[Extracted data entries]
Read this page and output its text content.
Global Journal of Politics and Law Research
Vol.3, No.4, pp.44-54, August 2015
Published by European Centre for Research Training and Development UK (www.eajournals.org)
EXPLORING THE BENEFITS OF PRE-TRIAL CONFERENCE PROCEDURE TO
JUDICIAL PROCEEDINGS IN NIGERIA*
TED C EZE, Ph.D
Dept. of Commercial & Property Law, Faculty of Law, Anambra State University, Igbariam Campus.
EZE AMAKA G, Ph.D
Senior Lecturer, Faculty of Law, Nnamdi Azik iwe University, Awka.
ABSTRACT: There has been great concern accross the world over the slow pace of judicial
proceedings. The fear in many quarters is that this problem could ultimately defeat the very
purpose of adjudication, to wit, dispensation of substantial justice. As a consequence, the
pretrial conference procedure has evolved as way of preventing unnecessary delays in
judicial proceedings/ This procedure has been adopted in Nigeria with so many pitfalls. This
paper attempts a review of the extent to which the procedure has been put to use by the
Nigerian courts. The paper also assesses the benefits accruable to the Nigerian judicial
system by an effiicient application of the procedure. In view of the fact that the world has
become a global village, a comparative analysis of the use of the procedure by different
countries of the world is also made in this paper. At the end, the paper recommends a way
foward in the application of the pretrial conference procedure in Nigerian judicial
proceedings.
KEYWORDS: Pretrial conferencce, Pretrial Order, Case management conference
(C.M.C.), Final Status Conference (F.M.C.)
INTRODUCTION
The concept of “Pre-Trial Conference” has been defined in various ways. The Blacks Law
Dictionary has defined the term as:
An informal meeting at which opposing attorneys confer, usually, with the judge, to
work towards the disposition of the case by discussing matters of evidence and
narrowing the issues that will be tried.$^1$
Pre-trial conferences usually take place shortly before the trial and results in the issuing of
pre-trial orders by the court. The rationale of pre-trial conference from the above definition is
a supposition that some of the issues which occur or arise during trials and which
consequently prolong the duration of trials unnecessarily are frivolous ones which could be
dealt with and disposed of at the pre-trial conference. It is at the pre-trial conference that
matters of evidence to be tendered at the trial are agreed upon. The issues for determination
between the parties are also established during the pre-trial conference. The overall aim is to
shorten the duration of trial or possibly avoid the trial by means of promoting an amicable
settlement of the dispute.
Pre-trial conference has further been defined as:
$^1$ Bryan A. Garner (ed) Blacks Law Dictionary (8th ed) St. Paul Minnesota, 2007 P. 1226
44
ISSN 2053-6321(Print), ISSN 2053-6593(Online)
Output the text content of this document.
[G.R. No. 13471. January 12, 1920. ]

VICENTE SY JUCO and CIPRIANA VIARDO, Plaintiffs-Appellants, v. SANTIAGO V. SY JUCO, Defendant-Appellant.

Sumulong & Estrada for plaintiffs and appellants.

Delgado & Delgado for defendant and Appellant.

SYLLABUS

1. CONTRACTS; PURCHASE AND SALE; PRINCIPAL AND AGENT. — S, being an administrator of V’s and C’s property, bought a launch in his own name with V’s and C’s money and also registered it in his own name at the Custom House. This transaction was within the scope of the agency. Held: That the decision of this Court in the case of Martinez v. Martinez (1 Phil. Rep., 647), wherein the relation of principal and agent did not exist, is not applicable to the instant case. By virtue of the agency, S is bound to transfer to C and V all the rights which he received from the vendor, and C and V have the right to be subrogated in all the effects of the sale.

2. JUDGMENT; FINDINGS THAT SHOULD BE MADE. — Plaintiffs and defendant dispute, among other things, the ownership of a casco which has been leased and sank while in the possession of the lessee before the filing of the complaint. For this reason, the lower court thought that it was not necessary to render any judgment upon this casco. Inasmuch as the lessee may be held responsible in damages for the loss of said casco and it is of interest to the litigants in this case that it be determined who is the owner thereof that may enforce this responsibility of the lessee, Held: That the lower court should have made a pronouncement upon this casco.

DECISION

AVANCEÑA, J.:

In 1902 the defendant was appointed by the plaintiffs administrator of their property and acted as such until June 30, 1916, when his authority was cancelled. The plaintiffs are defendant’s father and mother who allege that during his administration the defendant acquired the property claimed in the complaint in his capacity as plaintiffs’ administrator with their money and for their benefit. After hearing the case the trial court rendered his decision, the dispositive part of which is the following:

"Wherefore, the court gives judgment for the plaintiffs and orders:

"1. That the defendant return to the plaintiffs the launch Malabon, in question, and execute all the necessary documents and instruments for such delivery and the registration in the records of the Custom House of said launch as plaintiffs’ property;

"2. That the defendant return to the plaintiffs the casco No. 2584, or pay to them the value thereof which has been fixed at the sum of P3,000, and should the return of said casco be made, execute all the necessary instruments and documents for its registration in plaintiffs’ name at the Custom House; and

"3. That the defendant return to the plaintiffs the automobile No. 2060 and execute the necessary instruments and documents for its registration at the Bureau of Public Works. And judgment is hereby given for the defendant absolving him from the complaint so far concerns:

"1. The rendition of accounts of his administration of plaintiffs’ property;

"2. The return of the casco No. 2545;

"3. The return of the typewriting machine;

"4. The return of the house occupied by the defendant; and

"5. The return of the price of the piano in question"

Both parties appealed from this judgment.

Objective> Provide all the records again, word for word.

Expected answer>
Read this page and output its text content.
Global Journal of Politics and Law Research
Vol.3, No.4, pp.44-54, August 2015
Published by European Centre for Research Training and Development UK (www.eajournals.org)
EXPLORING THE BENEFITS OF PRE-TRIAL CONFERENCE PROCEDURE TO
JUDICIAL PROCEEDINGS IN NIGERIA*
TED C EZE, Ph.D
Dept. of Commercial & Property Law, Faculty of Law, Anambra State University, Igbariam Campus.
EZE AMAKA G, Ph.D
Senior Lecturer, Faculty of Law, Nnamdi Azik iwe University, Awka.
ABSTRACT: There has been great concern accross the world over the slow pace of judicial
proceedings. The fear in many quarters is that this problem could ultimately defeat the very
purpose of adjudication, to wit, dispensation of substantial justice. As a consequence, the
pretrial conference procedure has evolved as way of preventing unnecessary delays in
judicial proceedings/ This procedure has been adopted in Nigeria with so many pitfalls. This
paper attempts a review of the extent to which the procedure has been put to use by the
Nigerian courts. The paper also assesses the benefits accruable to the Nigerian judicial
system by an effiicient application of the procedure. In view of the fact that the world has
become a global village, a comparative analysis of the use of the procedure by different
countries of the world is also made in this paper. At the end, the paper recommends a way
foward in the application of the pretrial conference procedure in Nigerian judicial
proceedings.
KEYWORDS: Pretrial conferencce, Pretrial Order, Case management conference
(C.M.C.), Final Status Conference (F.M.C.)
INTRODUCTION
The concept of “Pre-Trial Conference” has been defined in various ways. The Blacks Law
Dictionary has defined the term as:
An informal meeting at which opposing attorneys confer, usually, with the judge, to
work towards the disposition of the case by discussing matters of evidence and
narrowing the issues that will be tried.$^1$
Pre-trial conferences usually take place shortly before the trial and results in the issuing of
pre-trial orders by the court. The rationale of pre-trial conference from the above definition is
a supposition that some of the issues which occur or arise during trials and which
consequently prolong the duration of trials unnecessarily are frivolous ones which could be
dealt with and disposed of at the pre-trial conference. It is at the pre-trial conference that
matters of evidence to be tendered at the trial are agreed upon. The issues for determination
between the parties are also established during the pre-trial conference. The overall aim is to
shorten the duration of trial or possibly avoid the trial by means of promoting an amicable
settlement of the dispute.
Pre-trial conference has further been defined as:
$^1$ Bryan A. Garner (ed) Blacks Law Dictionary (8th ed) St. Paul Minnesota, 2007 P. 1226
44
ISSN 2053-6321(Print), ISSN 2053-6593(Online)
Output the text content of this document.
[G.R. No. 13471. January 12, 1920. ]

VICENTE SY JUCO and CIPRIANA VIARDO, Plaintiffs-Appellants, v. SANTIAGO V. SY JUCO, Defendant-Appellant.

Sumulong & Estrada for plaintiffs and appellants.

Delgado & Delgado for defendant and Appellant.

SYLLABUS

1. CONTRACTS; PURCHASE AND SALE; PRINCIPAL AND AGENT. — S, being an administrator of V’s and C’s property, bought a launch in his own name with V’s and C’s money and also registered it in his own name at the Custom House. This transaction was within the scope of the agency. Held: That the decision of this Court in the case of Martinez v. Martinez (1 Phil. Rep., 647), wherein the relation of principal and agent did not exist, is not applicable to the instant case. By virtue of the agency, S is bound to transfer to C and V all the rights which he received from the vendor, and C and V have the right to be subrogated in all the effects of the sale.

2. JUDGMENT; FINDINGS THAT SHOULD BE MADE. — Plaintiffs and defendant dispute, among other things, the ownership of a casco which has been leased and sank while in the possession of the lessee before the filing of the complaint. For this reason, the lower court thought that it was not necessary to render any judgment upon this casco. Inasmuch as the lessee may be held responsible in damages for the loss of said casco and it is of interest to the litigants in this case that it be determined who is the owner thereof that may enforce this responsibility of the lessee, Held: That the lower court should have made a pronouncement upon this casco.

DECISION

AVANCEÑA, J.:

In 1902 the defendant was appointed by the plaintiffs administrator of their property and acted as such until June 30, 1916, when his authority was cancelled. The plaintiffs are defendant’s father and mother who allege that during his administration the defendant acquired the property claimed in the complaint in his capacity as plaintiffs’ administrator with their money and for their benefit. After hearing the case the trial court rendered his decision, the dispositive part of which is the following:

"Wherefore, the court gives judgment for the plaintiffs and orders:

"1. That the defendant return to the plaintiffs the launch Malabon, in question, and execute all the necessary documents and instruments for such delivery and the registration in the records of the Custom House of said launch as plaintiffs’ property;

"2. That the defendant return to the plaintiffs the casco No. 2584, or pay to them the value thereof which has been fixed at the sum of P3,000, and should the return of said casco be made, execute all the necessary instruments and documents for its registration in plaintiffs’ name at the Custom House; and

"3. That the defendant return to the plaintiffs the automobile No. 2060 and execute the necessary instruments and documents for its registration at the Bureau of Public Works. And judgment is hereby given for the defendant absolving him from the complaint so far concerns:

"1. The rendition of accounts of his administration of plaintiffs’ property;

"2. The return of the casco No. 2545;

"3. The return of the typewriting machine;

"4. The return of the house occupied by the defendant; and

"5. The return of the price of the piano in question"

Both parties appealed from this judgment.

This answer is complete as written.